Short problem:
The complete listing should be restated exactly.

━━━━━━━━━━━━━━━━

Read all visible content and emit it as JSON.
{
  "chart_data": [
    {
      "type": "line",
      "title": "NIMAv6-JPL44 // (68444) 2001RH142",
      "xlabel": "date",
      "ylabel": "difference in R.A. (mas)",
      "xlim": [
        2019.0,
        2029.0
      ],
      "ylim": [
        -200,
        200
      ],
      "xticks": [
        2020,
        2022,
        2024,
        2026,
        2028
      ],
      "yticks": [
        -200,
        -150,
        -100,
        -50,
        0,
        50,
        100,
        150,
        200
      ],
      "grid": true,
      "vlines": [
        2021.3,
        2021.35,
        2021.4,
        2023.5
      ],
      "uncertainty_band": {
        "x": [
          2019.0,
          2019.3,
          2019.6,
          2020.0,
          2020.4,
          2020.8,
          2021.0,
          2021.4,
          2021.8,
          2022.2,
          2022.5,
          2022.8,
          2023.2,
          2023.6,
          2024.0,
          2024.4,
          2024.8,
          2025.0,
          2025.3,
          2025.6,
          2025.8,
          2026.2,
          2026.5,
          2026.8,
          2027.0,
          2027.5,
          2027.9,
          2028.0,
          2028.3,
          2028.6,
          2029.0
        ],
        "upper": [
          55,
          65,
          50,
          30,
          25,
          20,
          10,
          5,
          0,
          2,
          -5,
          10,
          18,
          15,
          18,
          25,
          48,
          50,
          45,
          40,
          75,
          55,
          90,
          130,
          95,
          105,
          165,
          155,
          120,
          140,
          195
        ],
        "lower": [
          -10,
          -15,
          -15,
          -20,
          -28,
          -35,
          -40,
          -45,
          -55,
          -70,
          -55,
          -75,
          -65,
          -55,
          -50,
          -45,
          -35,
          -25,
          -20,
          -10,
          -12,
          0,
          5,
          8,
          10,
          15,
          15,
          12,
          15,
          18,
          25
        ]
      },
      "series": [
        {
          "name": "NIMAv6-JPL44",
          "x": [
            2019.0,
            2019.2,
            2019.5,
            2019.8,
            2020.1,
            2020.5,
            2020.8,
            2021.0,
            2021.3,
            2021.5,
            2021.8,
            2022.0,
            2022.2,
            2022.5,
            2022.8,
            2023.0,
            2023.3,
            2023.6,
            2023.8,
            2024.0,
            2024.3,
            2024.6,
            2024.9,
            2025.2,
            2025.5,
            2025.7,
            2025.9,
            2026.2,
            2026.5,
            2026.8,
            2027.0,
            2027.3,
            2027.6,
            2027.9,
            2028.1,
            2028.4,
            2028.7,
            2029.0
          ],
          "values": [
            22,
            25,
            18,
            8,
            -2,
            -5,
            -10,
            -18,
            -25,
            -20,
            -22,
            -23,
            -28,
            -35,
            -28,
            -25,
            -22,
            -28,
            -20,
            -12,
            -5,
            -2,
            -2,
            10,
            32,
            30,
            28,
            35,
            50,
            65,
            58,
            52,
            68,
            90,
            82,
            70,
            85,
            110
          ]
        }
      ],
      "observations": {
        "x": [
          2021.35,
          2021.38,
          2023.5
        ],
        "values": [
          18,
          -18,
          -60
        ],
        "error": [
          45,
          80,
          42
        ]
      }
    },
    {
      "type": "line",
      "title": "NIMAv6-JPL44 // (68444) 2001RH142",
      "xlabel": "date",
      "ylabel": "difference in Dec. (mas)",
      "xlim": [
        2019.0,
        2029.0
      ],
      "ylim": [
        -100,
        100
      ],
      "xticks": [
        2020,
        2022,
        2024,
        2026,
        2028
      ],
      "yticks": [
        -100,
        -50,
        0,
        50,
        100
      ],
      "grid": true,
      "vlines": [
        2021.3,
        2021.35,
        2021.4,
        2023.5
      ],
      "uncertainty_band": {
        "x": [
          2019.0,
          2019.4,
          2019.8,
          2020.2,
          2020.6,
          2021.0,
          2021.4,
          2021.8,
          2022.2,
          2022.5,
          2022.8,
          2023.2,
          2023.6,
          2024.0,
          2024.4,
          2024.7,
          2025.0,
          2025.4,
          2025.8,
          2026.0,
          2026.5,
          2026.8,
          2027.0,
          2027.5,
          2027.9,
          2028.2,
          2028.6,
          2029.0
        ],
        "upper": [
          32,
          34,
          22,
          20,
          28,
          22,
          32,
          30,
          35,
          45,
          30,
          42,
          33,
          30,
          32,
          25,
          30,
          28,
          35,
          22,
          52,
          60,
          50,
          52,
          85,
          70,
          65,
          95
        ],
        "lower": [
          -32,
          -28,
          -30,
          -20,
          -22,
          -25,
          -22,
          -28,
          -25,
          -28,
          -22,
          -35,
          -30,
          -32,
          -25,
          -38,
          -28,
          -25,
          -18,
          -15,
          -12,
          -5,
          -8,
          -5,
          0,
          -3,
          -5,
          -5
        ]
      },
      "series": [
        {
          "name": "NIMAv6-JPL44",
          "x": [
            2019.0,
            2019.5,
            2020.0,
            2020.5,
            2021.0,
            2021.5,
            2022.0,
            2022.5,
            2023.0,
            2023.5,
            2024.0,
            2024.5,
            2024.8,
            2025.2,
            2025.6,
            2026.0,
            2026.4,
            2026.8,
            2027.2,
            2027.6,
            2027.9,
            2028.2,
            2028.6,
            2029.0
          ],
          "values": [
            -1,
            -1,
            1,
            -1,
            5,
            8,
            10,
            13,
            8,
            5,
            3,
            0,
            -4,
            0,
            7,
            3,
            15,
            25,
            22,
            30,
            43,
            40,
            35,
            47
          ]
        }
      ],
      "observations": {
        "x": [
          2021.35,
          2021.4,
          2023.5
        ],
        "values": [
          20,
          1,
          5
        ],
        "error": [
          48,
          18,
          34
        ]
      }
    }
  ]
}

━━━━━━━━━━━━━━━━

Response to the exercise:
Read all visible content and emit it as JSON.
{
  "chart_data": [
    {
      "type": "line",
      "title": "NIMAv6-JPL44 // (68444) 2001RH142",
      "xlabel": "date",
      "ylabel": "difference in R.A. (mas)",
      "xlim": [
        2019.0,
        2029.0
      ],
      "ylim": [
        -200,
        200
      ],
      "xticks": [
        2020,
        2022,
        2024,
        2026,
        2028
      ],
      "yticks": [
        -200,
        -150,
        -100,
        -50,
        0,
        50,
        100,
        150,
        200
      ],
      "grid": true,
      "vlines": [
        2021.3,
        2021.35,
        2021.4,
        2023.5
      ],
      "uncertainty_band": {
        "x": [
          2019.0,
          2019.3,
          2019.6,
          2020.0,
          2020.4,
          2020.8,
          2021.0,
          2021.4,
          2021.8,
          2022.2,
          2022.5,
          2022.8,
          2023.2,
          2023.6,
          2024.0,
          2024.4,
          2024.8,
          2025.0,
          2025.3,
          2025.6,
          2025.8,
          2026.2,
          2026.5,
          2026.8,
          2027.0,
          2027.5,
          2027.9,
          2028.0,
          2028.3,
          2028.6,
          2029.0
        ],
        "upper": [
          55,
          65,
          50,
          30,
          25,
          20,
          10,
          5,
          0,
          2,
          -5,
          10,
          18,
          15,
          18,
          25,
          48,
          50,
          45,
          40,
          75,
          55,
          90,
          130,
          95,
          105,
          165,
          155,
          120,
          140,
          195
        ],
        "lower": [
          -10,
          -15,
          -15,
          -20,
          -28,
          -35,
          -40,
          -45,
          -55,
          -70,
          -55,
          -75,
          -65,
          -55,
          -50,
          -45,
          -35,
          -25,
          -20,
          -10,
          -12,
          0,
          5,
          8,
          10,
          15,
          15,
          12,
          15,
          18,
          25
        ]
      },
      "series": [
        {
          "name": "NIMAv6-JPL44",
          "x": [
            2019.0,
            2019.2,
            2019.5,
            2019.8,
            2020.1,
            2020.5,
            2020.8,
            2021.0,
            2021.3,
            2021.5,
            2021.8,
            2022.0,
            2022.2,
            2022.5,
            2022.8,
            2023.0,
            2023.3,
            2023.6,
            2023.8,
            2024.0,
            2024.3,
            2024.6,
            2024.9,
            2025.2,
            2025.5,
            2025.7,
            2025.9,
            2026.2,
            2026.5,
            2026.8,
            2027.0,
            2027.3,
            2027.6,
            2027.9,
            2028.1,
            2028.4,
            2028.7,
            2029.0
          ],
          "values": [
            22,
            25,
            18,
            8,
            -2,
            -5,
            -10,
            -18,
            -25,
            -20,
            -22,
            -23,
            -28,
            -35,
            -28,
            -25,
            -22,
            -28,
            -20,
            -12,
            -5,
            -2,
            -2,
            10,
            32,
            30,
            28,
            35,
            50,
            65,
            58,
            52,
            68,
            90,
            82,
            70,
            85,
            110
          ]
        }
      ],
      "observations": {
        "x": [
          2021.35,
          2021.38,
          2023.5
        ],
        "values": [
          18,
          -18,
          -60
        ],
        "error": [
          45,
          80,
          42
        ]
      }
    },
    {
      "type": "line",
      "title": "NIMAv6-JPL44 // (68444) 2001RH142",
      "xlabel": "date",
      "ylabel": "difference in Dec. (mas)",
      "xlim": [
        2019.0,
        2029.0
      ],
      "ylim": [
        -100,
        100
      ],
      "xticks": [
        2020,
        2022,
        2024,
        2026,
        2028
      ],
      "yticks": [
        -100,
        -50,
        0,
        50,
        100
      ],
      "grid": true,
      "vlines": [
        2021.3,
        2021.35,
        2021.4,
        2023.5
      ],
      "uncertainty_band": {
        "x": [
          2019.0,
          2019.4,
          2019.8,
          2020.2,
          2020.6,
          2021.0,
          2021.4,
          2021.8,
          2022.2,
          2022.5,
          2022.8,
          2023.2,
          2023.6,
          2024.0,
          2024.4,
          2024.7,
          2025.0,
          2025.4,
          2025.8,
          2026.0,
          2026.5,
          2026.8,
          2027.0,
          2027.5,
          2027.9,
          2028.2,
          2028.6,
          2029.0
        ],
        "upper": [
          32,
          34,
          22,
          20,
          28,
          22,
          32,
          30,
          35,
          45,
          30,
          42,
          33,
          30,
          32,
          25,
          30,
          28,
          35,
          22,
          52,
          60,
          50,
          52,
          85,
          70,
          65,
          95
        ],
        "lower": [
          -32,
          -28,
          -30,
          -20,
          -22,
          -25,
          -22,
          -28,
          -25,
          -28,
          -22,
          -35,
          -30,
          -32,
          -25,
          -38,
          -28,
          -25,
          -18,
          -15,
          -12,
          -5,
          -8,
          -5,
          0,
          -3,
          -5,
          -5
        ]
      },
      "series": [
        {
          "name": "NIMAv6-JPL44",
          "x": [
            2019.0,
            2019.5,
            2020.0,
            2020.5,
            2021.0,
            2021.5,
            2022.0,
            2022.5,
            2023.0,
            2023.5,
            2024.0,
            2024.5,
            2024.8,
            2025.2,
            2025.6,
            2026.0,
            2026.4,
            2026.8,
            2027.2,
            2027.6,
            2027.9,
            2028.2,
            2028.6,
            2029.0
          ],
          "values": [
            -1,
            -1,
            1,
            -1,
            5,
            8,
            10,
            13,
            8,
            5,
            3,
            0,
            -4,
            0,
            7,
            3,
            15,
            25,
            22,
            30,
            43,
            40,
            35,
            47
          ]
        }
      ],
      "observations": {
        "x": [
          2021.35,
          2021.4,
          2023.5
        ],
        "values": [
          20,
          1,
          5
        ],
        "error": [
          48,
          18,
          34
        ]
      }
    }
  ]
}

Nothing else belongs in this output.